# [RECORD SET]

§ §

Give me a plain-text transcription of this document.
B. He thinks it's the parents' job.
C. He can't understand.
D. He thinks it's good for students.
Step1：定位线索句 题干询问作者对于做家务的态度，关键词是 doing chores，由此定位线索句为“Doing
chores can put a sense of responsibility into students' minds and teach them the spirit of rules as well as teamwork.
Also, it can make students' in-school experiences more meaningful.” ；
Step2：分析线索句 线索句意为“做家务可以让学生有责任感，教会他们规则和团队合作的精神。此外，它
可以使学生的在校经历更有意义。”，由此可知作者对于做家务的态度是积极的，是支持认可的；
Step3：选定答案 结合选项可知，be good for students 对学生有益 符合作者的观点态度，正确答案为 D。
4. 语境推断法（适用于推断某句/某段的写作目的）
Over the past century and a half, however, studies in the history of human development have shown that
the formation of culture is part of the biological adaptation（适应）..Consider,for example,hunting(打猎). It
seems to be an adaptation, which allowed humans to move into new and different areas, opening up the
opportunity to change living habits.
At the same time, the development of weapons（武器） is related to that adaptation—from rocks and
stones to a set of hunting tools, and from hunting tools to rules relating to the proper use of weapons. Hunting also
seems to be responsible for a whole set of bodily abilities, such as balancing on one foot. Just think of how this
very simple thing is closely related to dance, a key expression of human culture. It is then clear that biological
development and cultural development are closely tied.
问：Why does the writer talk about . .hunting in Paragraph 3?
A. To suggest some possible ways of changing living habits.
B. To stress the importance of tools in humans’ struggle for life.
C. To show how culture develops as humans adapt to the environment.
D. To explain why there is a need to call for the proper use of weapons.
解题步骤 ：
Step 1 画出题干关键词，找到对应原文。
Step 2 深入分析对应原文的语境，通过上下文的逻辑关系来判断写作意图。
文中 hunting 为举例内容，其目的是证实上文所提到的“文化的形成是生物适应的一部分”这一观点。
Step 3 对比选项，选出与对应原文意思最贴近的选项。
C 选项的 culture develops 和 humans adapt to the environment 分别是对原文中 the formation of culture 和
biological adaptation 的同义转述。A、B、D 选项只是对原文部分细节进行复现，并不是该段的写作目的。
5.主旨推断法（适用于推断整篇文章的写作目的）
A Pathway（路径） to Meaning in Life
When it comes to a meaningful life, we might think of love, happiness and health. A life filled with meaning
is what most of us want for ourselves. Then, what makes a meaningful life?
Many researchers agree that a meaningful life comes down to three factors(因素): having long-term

§ §

# [TASK DESCRIPTION]
Extract every entry above as it appears.

# [FULL RESPONSE]
Give me a plain-text transcription of this document.
B. He thinks it's the parents' job.
C. He can't understand.
D. He thinks it's good for students.
Step1：定位线索句 题干询问作者对于做家务的态度，关键词是 doing chores，由此定位线索句为“Doing
chores can put a sense of responsibility into students' minds and teach them the spirit of rules as well as teamwork.
Also, it can make students' in-school experiences more meaningful.” ；
Step2：分析线索句 线索句意为“做家务可以让学生有责任感，教会他们规则和团队合作的精神。此外，它
可以使学生的在校经历更有意义。”，由此可知作者对于做家务的态度是积极的，是支持认可的；
Step3：选定答案 结合选项可知，be good for students 对学生有益 符合作者的观点态度，正确答案为 D。
4. 语境推断法（适用于推断某句/某段的写作目的）
Over the past century and a half, however, studies in the history of human development have shown that
the formation of culture is part of the biological adaptation（适应）..Consider,for example,hunting(打猎). It
seems to be an adaptation, which allowed humans to move into new and different areas, opening up the
opportunity to change living habits.
At the same time, the development of weapons（武器） is related to that adaptation—from rocks and
stones to a set of hunting tools, and from hunting tools to rules relating to the proper use of weapons. Hunting also
seems to be responsible for a whole set of bodily abilities, such as balancing on one foot. Just think of how this
very simple thing is closely related to dance, a key expression of human culture. It is then clear that biological
development and cultural development are closely tied.
问：Why does the writer talk about . .hunting in Paragraph 3?
A. To suggest some possible ways of changing living habits.
B. To stress the importance of tools in humans’ struggle for life.
C. To show how culture develops as humans adapt to the environment.
D. To explain why there is a need to call for the proper use of weapons.
解题步骤 ：
Step 1 画出题干关键词，找到对应原文。
Step 2 深入分析对应原文的语境，通过上下文的逻辑关系来判断写作意图。
文中 hunting 为举例内容，其目的是证实上文所提到的“文化的形成是生物适应的一部分”这一观点。
Step 3 对比选项，选出与对应原文意思最贴近的选项。
C 选项的 culture develops 和 humans adapt to the environment 分别是对原文中 the formation of culture 和
biological adaptation 的同义转述。A、B、D 选项只是对原文部分细节进行复现，并不是该段的写作目的。
5.主旨推断法（适用于推断整篇文章的写作目的）
A Pathway（路径） to Meaning in Life
When it comes to a meaningful life, we might think of love, happiness and health. A life filled with meaning
is what most of us want for ourselves. Then, what makes a meaningful life?
Many researchers agree that a meaningful life comes down to three factors(因素): having long-term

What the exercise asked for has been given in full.